-- Start Supplied data --

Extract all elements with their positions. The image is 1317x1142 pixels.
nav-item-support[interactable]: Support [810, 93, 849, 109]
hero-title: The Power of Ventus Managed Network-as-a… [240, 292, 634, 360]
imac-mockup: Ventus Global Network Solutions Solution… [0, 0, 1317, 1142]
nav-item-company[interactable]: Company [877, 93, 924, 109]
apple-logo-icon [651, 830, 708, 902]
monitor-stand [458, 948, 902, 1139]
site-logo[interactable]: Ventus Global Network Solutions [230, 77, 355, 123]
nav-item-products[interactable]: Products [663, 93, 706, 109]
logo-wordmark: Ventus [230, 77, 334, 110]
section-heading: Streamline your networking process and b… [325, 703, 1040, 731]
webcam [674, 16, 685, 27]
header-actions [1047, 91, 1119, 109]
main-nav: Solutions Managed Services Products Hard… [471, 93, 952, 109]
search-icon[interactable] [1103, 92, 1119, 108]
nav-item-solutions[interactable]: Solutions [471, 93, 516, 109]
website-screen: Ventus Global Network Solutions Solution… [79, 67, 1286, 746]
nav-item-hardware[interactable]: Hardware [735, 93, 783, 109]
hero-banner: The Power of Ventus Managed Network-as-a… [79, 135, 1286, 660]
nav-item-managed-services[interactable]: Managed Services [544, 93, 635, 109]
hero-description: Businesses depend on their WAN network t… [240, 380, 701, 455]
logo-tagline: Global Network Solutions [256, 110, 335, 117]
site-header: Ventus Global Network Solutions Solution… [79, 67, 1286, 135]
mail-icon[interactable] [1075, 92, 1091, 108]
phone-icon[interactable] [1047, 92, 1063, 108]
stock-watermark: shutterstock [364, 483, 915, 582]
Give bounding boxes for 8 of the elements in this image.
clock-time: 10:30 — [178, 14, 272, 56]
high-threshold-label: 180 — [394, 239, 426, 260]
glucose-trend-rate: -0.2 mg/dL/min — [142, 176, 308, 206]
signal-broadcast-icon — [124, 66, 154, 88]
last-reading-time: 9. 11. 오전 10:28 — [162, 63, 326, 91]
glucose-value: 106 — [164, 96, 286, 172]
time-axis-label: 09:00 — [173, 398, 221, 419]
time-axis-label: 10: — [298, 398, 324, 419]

-- End Supplied data --

Output all of the items above again, line for line, without changing anything.

Extract all elements with their positions. The image is 1317x1142 pixels.
nav-item-support[interactable]: Support [810, 93, 849, 109]
hero-title: The Power of Ventus Managed Network-as-a… [240, 292, 634, 360]
imac-mockup: Ventus Global Network Solutions Solution… [0, 0, 1317, 1142]
nav-item-company[interactable]: Company [877, 93, 924, 109]
apple-logo-icon [651, 830, 708, 902]
monitor-stand [458, 948, 902, 1139]
site-logo[interactable]: Ventus Global Network Solutions [230, 77, 355, 123]
nav-item-products[interactable]: Products [663, 93, 706, 109]
logo-wordmark: Ventus [230, 77, 334, 110]
section-heading: Streamline your networking process and b… [325, 703, 1040, 731]
webcam [674, 16, 685, 27]
header-actions [1047, 91, 1119, 109]
main-nav: Solutions Managed Services Products Hard… [471, 93, 952, 109]
search-icon[interactable] [1103, 92, 1119, 108]
nav-item-solutions[interactable]: Solutions [471, 93, 516, 109]
website-screen: Ventus Global Network Solutions Solution… [79, 67, 1286, 746]
nav-item-hardware[interactable]: Hardware [735, 93, 783, 109]
hero-banner: The Power of Ventus Managed Network-as-a… [79, 135, 1286, 660]
nav-item-managed-services[interactable]: Managed Services [544, 93, 635, 109]
hero-description: Businesses depend on their WAN network t… [240, 380, 701, 455]
logo-tagline: Global Network Solutions [256, 110, 335, 117]
site-header: Ventus Global Network Solutions Solution… [79, 67, 1286, 135]
mail-icon[interactable] [1075, 92, 1091, 108]
phone-icon[interactable] [1047, 92, 1063, 108]
stock-watermark: shutterstock [364, 483, 915, 582]
Give bounding boxes for 8 of the elements in this image.
clock-time: 10:30 — [178, 14, 272, 56]
high-threshold-label: 180 — [394, 239, 426, 260]
glucose-trend-rate: -0.2 mg/dL/min — [142, 176, 308, 206]
signal-broadcast-icon — [124, 66, 154, 88]
last-reading-time: 9. 11. 오전 10:28 — [162, 63, 326, 91]
glucose-value: 106 — [164, 96, 286, 172]
time-axis-label: 09:00 — [173, 398, 221, 419]
time-axis-label: 10: — [298, 398, 324, 419]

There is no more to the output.